-- Start of DATA SUPPLIED --

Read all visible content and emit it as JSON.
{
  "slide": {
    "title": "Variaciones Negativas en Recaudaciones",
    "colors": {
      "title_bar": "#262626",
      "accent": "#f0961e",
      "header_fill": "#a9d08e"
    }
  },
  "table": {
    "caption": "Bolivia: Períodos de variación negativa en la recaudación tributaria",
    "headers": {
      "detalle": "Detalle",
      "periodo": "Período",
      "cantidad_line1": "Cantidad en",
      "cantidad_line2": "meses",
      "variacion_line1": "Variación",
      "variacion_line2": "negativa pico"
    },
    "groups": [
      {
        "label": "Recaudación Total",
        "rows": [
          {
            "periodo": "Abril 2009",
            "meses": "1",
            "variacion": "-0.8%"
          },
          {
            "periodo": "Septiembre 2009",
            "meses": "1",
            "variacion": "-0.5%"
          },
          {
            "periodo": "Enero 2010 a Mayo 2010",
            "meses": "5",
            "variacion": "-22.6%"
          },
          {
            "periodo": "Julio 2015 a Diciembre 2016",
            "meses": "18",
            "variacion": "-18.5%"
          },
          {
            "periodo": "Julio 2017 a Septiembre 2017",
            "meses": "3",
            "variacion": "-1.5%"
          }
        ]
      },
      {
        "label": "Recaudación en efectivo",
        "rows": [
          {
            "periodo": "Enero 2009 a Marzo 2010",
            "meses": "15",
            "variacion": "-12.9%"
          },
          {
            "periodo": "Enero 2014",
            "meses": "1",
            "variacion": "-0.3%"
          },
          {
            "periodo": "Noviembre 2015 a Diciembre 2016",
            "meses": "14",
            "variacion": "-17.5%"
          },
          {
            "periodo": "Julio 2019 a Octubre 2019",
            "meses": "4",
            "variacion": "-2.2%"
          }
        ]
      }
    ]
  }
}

-- End of DATA SUPPLIED --

> [INSTRUCTIONS FOR THE TASK]: Show the lines where the word "Julio" appears in the entries.

> [TASK OUTPUT]:
            "periodo": "Julio 2015 a Diciembre 2016",
            "periodo": "Julio 2017 a Septiembre 2017",
            "periodo": "Julio 2019 a Octubre 2019",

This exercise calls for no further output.